§ EXERCISE INSTRUCTIONS:
Find every line in the records below that contains the word "Bitcoin", and copy each such line.

[Records contained in a dataset]
************
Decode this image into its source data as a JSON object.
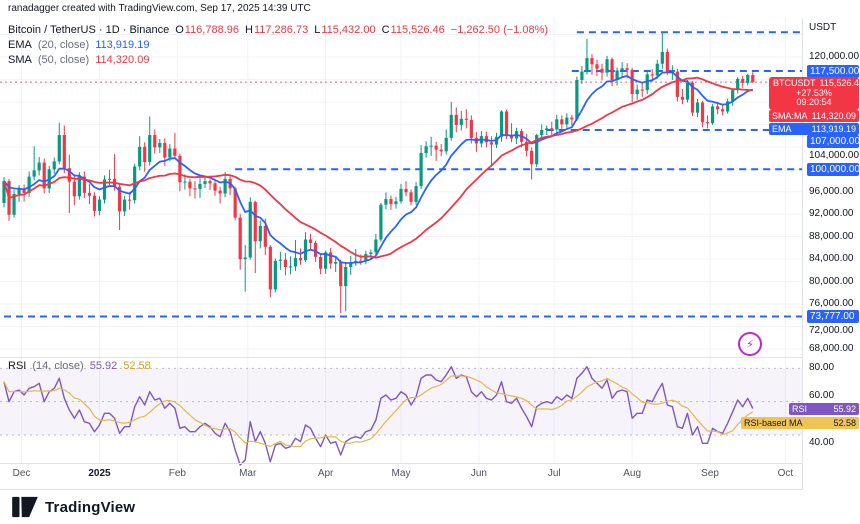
{
  "attribution": "ranadagger created with TradingView.com, Sep 17, 2025 14:39 UTC",
  "legend": {
    "title": "Bitcoin / TetherUS · 1D · Binance",
    "ohlc": {
      "o_label": "O",
      "o": "116,788.96",
      "h_label": "H",
      "h": "117,286.73",
      "l_label": "L",
      "l": "115,432.00",
      "c_label": "C",
      "c": "115,526.46",
      "change": "−1,262.50 (−1.08%)"
    },
    "ema": {
      "name": "EMA",
      "params": "(20, close)",
      "value": "113,919.19"
    },
    "sma": {
      "name": "SMA",
      "params": "(50, close)",
      "value": "114,320.09"
    }
  },
  "rsi_legend": {
    "name": "RSI",
    "params": "(14, close)",
    "value": "55.92",
    "ma_value": "52.58"
  },
  "price_axis": {
    "currency": "USDT",
    "ticks": [
      {
        "label": "120,000.00",
        "p": 120
      },
      {
        "label": "104,000.00",
        "p": 104,
        "dy": 9
      },
      {
        "label": "96,000.00",
        "p": 96
      },
      {
        "label": "92,000.00",
        "p": 92
      },
      {
        "label": "88,000.00",
        "p": 88
      },
      {
        "label": "84,000.00",
        "p": 84
      },
      {
        "label": "80,000.00",
        "p": 80
      },
      {
        "label": "76,000.00",
        "p": 76
      },
      {
        "label": "72,000.00",
        "p": 72,
        "dy": 4
      },
      {
        "label": "68,000.00",
        "p": 68
      }
    ],
    "level_badges": [
      {
        "label": "117,500.00",
        "p": 117.5
      },
      {
        "label": "107,000.00",
        "p": 107,
        "dy": 12
      },
      {
        "label": "100,000.00",
        "p": 100
      },
      {
        "label": "73,777.00",
        "p": 73.777
      }
    ],
    "rsi_ticks": [
      {
        "label": "80.00",
        "v": 80
      },
      {
        "label": "60.00",
        "v": 60,
        "dy": -6
      },
      {
        "label": "40.00",
        "v": 40,
        "dy": 8
      }
    ],
    "symbol_badge": {
      "symbol": "BTCUSDT",
      "price": "115,526.46",
      "change_pct": "+27.53%",
      "countdown": "09:20:54"
    },
    "sma_badge": {
      "label": "SMA:MA",
      "value": "114,320.09"
    },
    "ema_badge": {
      "label": "EMA",
      "value": "113,919.19"
    },
    "rsi_badge": {
      "label": "RSI",
      "value": "55.92"
    },
    "rsi_ma_badge": {
      "label": "RSI-based MA",
      "value": "52.58"
    }
  },
  "time_axis": {
    "ticks": [
      {
        "label": "Dec",
        "i": 3.5
      },
      {
        "label": "2025",
        "i": 19,
        "major": true
      },
      {
        "label": "Feb",
        "i": 34.5
      },
      {
        "label": "Mar",
        "i": 48.5
      },
      {
        "label": "Apr",
        "i": 64
      },
      {
        "label": "May",
        "i": 79
      },
      {
        "label": "Jun",
        "i": 94.5
      },
      {
        "label": "Jul",
        "i": 109.5
      },
      {
        "label": "Aug",
        "i": 125
      },
      {
        "label": "Sep",
        "i": 140.5
      },
      {
        "label": "Oct",
        "i": 155.5
      }
    ]
  },
  "icons": {
    "lightning": "⚡"
  },
  "footer": {
    "brand": "TradingView"
  },
  "colors": {
    "up": "#089981",
    "down": "#f23645",
    "ema": "#2962ff",
    "sma": "#f23645",
    "level": "#2962ff",
    "rsi": "#7e57c2",
    "rsi_ma": "#e3b84d",
    "grid": "#f0f3fa",
    "border": "#e0e3eb"
  },
  "chart_data": {
    "type": "candlestick",
    "symbol": "BTCUSDT",
    "exchange": "Binance",
    "interval": "1D",
    "title": "Bitcoin / TetherUS daily with EMA(20), SMA(50), RSI(14)",
    "unit": "thousand USDT",
    "note": "OHLC in thousands of USDT, ~2-day bars, late Nov 2024 to Sep 17 2025 (read from chart)",
    "ylim": [
      66.6,
      126.9
    ],
    "last_price": 115.526,
    "levels": [
      {
        "p": 124.4,
        "from": 114
      },
      {
        "p": 117.5,
        "from": 113
      },
      {
        "p": 107.0,
        "from": 108
      },
      {
        "p": 100.0,
        "from": 46
      },
      {
        "p": 73.777,
        "from": 0
      }
    ],
    "moving_averages": [
      {
        "label": "EMA 20",
        "color_key": "ema"
      },
      {
        "label": "SMA 50",
        "color_key": "sma"
      }
    ],
    "candles": [
      [
        94.0,
        98.6,
        93.2,
        97.9
      ],
      [
        97.9,
        98.3,
        90.8,
        91.9
      ],
      [
        91.9,
        96.3,
        91.4,
        95.6
      ],
      [
        95.6,
        97.2,
        94.2,
        96.4
      ],
      [
        96.4,
        97.3,
        94.3,
        95.8
      ],
      [
        95.8,
        99.6,
        95.1,
        98.7
      ],
      [
        98.7,
        104.1,
        98.0,
        99.8
      ],
      [
        99.8,
        102.2,
        98.9,
        101.2
      ],
      [
        101.2,
        101.9,
        95.7,
        96.6
      ],
      [
        96.6,
        100.6,
        95.8,
        100.0
      ],
      [
        100.0,
        102.1,
        99.2,
        101.4
      ],
      [
        101.4,
        108.3,
        100.9,
        106.1
      ],
      [
        106.1,
        107.8,
        99.3,
        100.2
      ],
      [
        100.2,
        102.6,
        92.2,
        97.8
      ],
      [
        97.8,
        99.1,
        93.6,
        95.2
      ],
      [
        95.2,
        99.5,
        94.6,
        98.7
      ],
      [
        98.7,
        99.6,
        94.9,
        95.8
      ],
      [
        95.8,
        97.4,
        93.8,
        95.3
      ],
      [
        95.3,
        95.9,
        91.6,
        92.6
      ],
      [
        92.6,
        95.2,
        91.8,
        94.6
      ],
      [
        94.6,
        98.9,
        93.9,
        98.2
      ],
      [
        98.2,
        99.9,
        97.2,
        98.3
      ],
      [
        98.3,
        102.7,
        96.2,
        96.9
      ],
      [
        96.9,
        97.4,
        89.2,
        92.5
      ],
      [
        92.5,
        95.3,
        91.7,
        94.6
      ],
      [
        94.6,
        96.0,
        92.8,
        94.5
      ],
      [
        94.5,
        101.0,
        93.9,
        100.5
      ],
      [
        100.5,
        105.9,
        99.8,
        104.0
      ],
      [
        104.0,
        104.8,
        99.6,
        101.3
      ],
      [
        101.3,
        109.4,
        100.7,
        106.1
      ],
      [
        106.1,
        107.1,
        102.8,
        103.9
      ],
      [
        103.9,
        105.4,
        102.9,
        104.7
      ],
      [
        104.7,
        105.5,
        100.6,
        102.1
      ],
      [
        102.1,
        104.5,
        101.5,
        103.7
      ],
      [
        103.7,
        106.5,
        101.8,
        102.4
      ],
      [
        102.4,
        102.8,
        96.1,
        97.7
      ],
      [
        97.7,
        99.1,
        96.4,
        97.8
      ],
      [
        97.8,
        98.3,
        95.2,
        96.6
      ],
      [
        96.6,
        97.9,
        94.8,
        96.5
      ],
      [
        96.5,
        98.4,
        94.9,
        97.4
      ],
      [
        97.4,
        98.5,
        96.7,
        97.9
      ],
      [
        97.9,
        98.2,
        96.3,
        97.5
      ],
      [
        97.5,
        97.9,
        95.3,
        96.2
      ],
      [
        96.2,
        96.9,
        93.9,
        95.7
      ],
      [
        95.7,
        99.5,
        95.0,
        98.3
      ],
      [
        98.3,
        98.8,
        95.4,
        96.6
      ],
      [
        96.6,
        96.9,
        90.9,
        91.4
      ],
      [
        91.4,
        92.1,
        82.1,
        84.0
      ],
      [
        84.0,
        86.5,
        78.2,
        84.3
      ],
      [
        84.3,
        95.0,
        83.9,
        94.2
      ],
      [
        94.2,
        94.4,
        81.5,
        87.2
      ],
      [
        87.2,
        90.9,
        85.9,
        89.9
      ],
      [
        89.9,
        91.2,
        84.7,
        86.2
      ],
      [
        86.2,
        86.5,
        77.2,
        78.6
      ],
      [
        78.6,
        84.1,
        78.1,
        83.7
      ],
      [
        83.7,
        85.3,
        82.1,
        83.9
      ],
      [
        83.9,
        85.1,
        81.1,
        82.6
      ],
      [
        82.6,
        84.5,
        81.3,
        82.7
      ],
      [
        82.7,
        87.4,
        81.9,
        84.2
      ],
      [
        84.2,
        85.9,
        83.0,
        83.8
      ],
      [
        83.8,
        88.8,
        83.5,
        87.5
      ],
      [
        87.5,
        88.5,
        85.8,
        86.9
      ],
      [
        86.9,
        87.3,
        83.5,
        84.4
      ],
      [
        84.4,
        85.0,
        81.3,
        82.3
      ],
      [
        82.3,
        85.5,
        81.4,
        85.2
      ],
      [
        85.2,
        86.0,
        82.3,
        83.2
      ],
      [
        83.2,
        84.5,
        81.7,
        83.5
      ],
      [
        83.5,
        83.9,
        74.4,
        79.2
      ],
      [
        79.2,
        83.5,
        74.7,
        82.6
      ],
      [
        82.6,
        84.6,
        81.2,
        83.4
      ],
      [
        83.4,
        85.8,
        82.8,
        83.7
      ],
      [
        83.7,
        84.8,
        83.0,
        83.6
      ],
      [
        83.6,
        85.5,
        83.1,
        84.9
      ],
      [
        84.9,
        85.7,
        84.0,
        85.2
      ],
      [
        85.2,
        88.5,
        84.5,
        87.5
      ],
      [
        87.5,
        94.0,
        87.1,
        93.7
      ],
      [
        93.7,
        95.9,
        92.9,
        94.7
      ],
      [
        94.7,
        95.3,
        92.8,
        93.8
      ],
      [
        93.8,
        95.1,
        93.0,
        94.3
      ],
      [
        94.3,
        97.4,
        93.9,
        96.5
      ],
      [
        96.5,
        97.9,
        95.2,
        95.9
      ],
      [
        95.9,
        96.4,
        93.6,
        94.2
      ],
      [
        94.2,
        97.7,
        93.7,
        97.0
      ],
      [
        97.0,
        104.3,
        96.5,
        102.9
      ],
      [
        102.9,
        105.0,
        102.1,
        104.1
      ],
      [
        104.1,
        105.8,
        102.4,
        104.2
      ],
      [
        104.2,
        104.9,
        101.5,
        103.5
      ],
      [
        103.5,
        104.5,
        102.3,
        103.2
      ],
      [
        103.2,
        107.1,
        102.6,
        105.6
      ],
      [
        105.6,
        112.0,
        105.1,
        109.7
      ],
      [
        109.7,
        111.0,
        106.6,
        107.9
      ],
      [
        107.9,
        110.4,
        106.9,
        109.0
      ],
      [
        109.0,
        110.7,
        107.3,
        108.8
      ],
      [
        108.8,
        109.6,
        104.6,
        105.6
      ],
      [
        105.6,
        106.6,
        103.1,
        104.6
      ],
      [
        104.6,
        106.8,
        103.9,
        105.9
      ],
      [
        105.9,
        106.7,
        103.9,
        104.8
      ],
      [
        104.8,
        105.9,
        100.5,
        104.4
      ],
      [
        104.4,
        106.5,
        103.8,
        105.8
      ],
      [
        105.8,
        110.5,
        104.9,
        110.3
      ],
      [
        110.3,
        110.6,
        105.4,
        105.9
      ],
      [
        105.9,
        108.2,
        104.8,
        105.5
      ],
      [
        105.5,
        107.4,
        104.5,
        106.8
      ],
      [
        106.8,
        107.2,
        103.9,
        104.9
      ],
      [
        104.9,
        106.3,
        102.3,
        103.3
      ],
      [
        103.3,
        103.9,
        98.2,
        100.9
      ],
      [
        100.9,
        106.3,
        100.4,
        106.1
      ],
      [
        106.1,
        108.0,
        105.3,
        107.0
      ],
      [
        107.0,
        107.8,
        106.1,
        107.3
      ],
      [
        107.3,
        108.5,
        106.0,
        107.1
      ],
      [
        107.1,
        109.7,
        106.6,
        108.9
      ],
      [
        108.9,
        109.6,
        107.2,
        108.0
      ],
      [
        108.0,
        110.0,
        107.4,
        109.2
      ],
      [
        109.2,
        109.7,
        107.8,
        108.9
      ],
      [
        108.9,
        116.5,
        108.6,
        115.9
      ],
      [
        115.9,
        118.4,
        115.2,
        117.4
      ],
      [
        117.4,
        123.2,
        116.9,
        119.8
      ],
      [
        119.8,
        120.5,
        116.8,
        118.7
      ],
      [
        118.7,
        119.5,
        116.6,
        117.9
      ],
      [
        117.9,
        118.8,
        115.8,
        117.2
      ],
      [
        117.2,
        120.2,
        116.5,
        119.6
      ],
      [
        119.6,
        119.9,
        114.8,
        115.9
      ],
      [
        115.9,
        118.1,
        114.9,
        117.6
      ],
      [
        117.6,
        119.1,
        116.4,
        118.0
      ],
      [
        118.0,
        118.9,
        116.2,
        117.7
      ],
      [
        117.7,
        118.1,
        112.0,
        113.4
      ],
      [
        113.4,
        115.1,
        112.4,
        114.2
      ],
      [
        114.2,
        115.3,
        112.9,
        114.1
      ],
      [
        114.1,
        117.4,
        113.4,
        116.9
      ],
      [
        116.9,
        117.8,
        115.6,
        116.7
      ],
      [
        116.7,
        119.5,
        116.1,
        118.8
      ],
      [
        118.8,
        124.5,
        117.9,
        120.9
      ],
      [
        120.9,
        121.5,
        116.8,
        117.4
      ],
      [
        117.4,
        118.5,
        115.9,
        117.4
      ],
      [
        117.4,
        117.9,
        112.1,
        112.9
      ],
      [
        112.9,
        114.3,
        111.6,
        112.4
      ],
      [
        112.4,
        115.9,
        111.9,
        115.4
      ],
      [
        115.4,
        115.7,
        109.5,
        110.1
      ],
      [
        110.1,
        112.5,
        109.3,
        111.9
      ],
      [
        111.9,
        112.2,
        107.5,
        108.4
      ],
      [
        108.4,
        109.6,
        107.3,
        108.2
      ],
      [
        108.2,
        111.6,
        107.9,
        111.2
      ],
      [
        111.2,
        112.0,
        109.8,
        110.7
      ],
      [
        110.7,
        111.4,
        109.6,
        110.3
      ],
      [
        110.3,
        112.6,
        109.9,
        112.1
      ],
      [
        112.1,
        114.4,
        111.3,
        114.1
      ],
      [
        114.1,
        116.4,
        113.5,
        116.1
      ],
      [
        116.1,
        116.6,
        114.5,
        115.4
      ],
      [
        115.4,
        117.0,
        114.9,
        116.8
      ],
      [
        116.8,
        117.3,
        115.4,
        115.5
      ]
    ],
    "rsi": {
      "period": 14,
      "bands": [
        80,
        60,
        40
      ],
      "values": [
        72,
        60,
        66,
        67,
        64,
        68,
        69,
        71,
        60,
        66,
        68,
        74,
        62,
        55,
        50,
        55,
        48,
        47,
        42,
        46,
        53,
        53,
        50,
        41,
        45,
        45,
        57,
        63,
        58,
        66,
        61,
        62,
        56,
        59,
        56,
        44,
        45,
        42,
        42,
        45,
        47,
        45,
        41,
        39,
        47,
        42,
        31,
        22,
        25,
        48,
        36,
        42,
        35,
        24,
        34,
        35,
        32,
        33,
        38,
        36,
        46,
        44,
        38,
        33,
        40,
        35,
        36,
        28,
        36,
        38,
        39,
        38,
        42,
        43,
        49,
        62,
        64,
        61,
        62,
        66,
        64,
        58,
        63,
        74,
        76,
        76,
        73,
        72,
        76,
        81,
        74,
        76,
        75,
        66,
        63,
        66,
        62,
        61,
        64,
        72,
        60,
        59,
        62,
        56,
        51,
        45,
        57,
        59,
        60,
        59,
        63,
        61,
        64,
        62,
        74,
        77,
        81,
        74,
        71,
        68,
        73,
        62,
        66,
        67,
        66,
        50,
        53,
        53,
        61,
        60,
        66,
        71,
        58,
        57,
        45,
        44,
        53,
        40,
        45,
        35,
        35,
        44,
        42,
        41,
        47,
        54,
        61,
        57,
        62,
        55.9
      ]
    }
  }
}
************
§ WRITTEN SOLUTION:
    "title": "Bitcoin / TetherUS · 1D · Binance",
    "title": "Bitcoin / TetherUS daily with EMA(20), SMA(50), RSI(14)",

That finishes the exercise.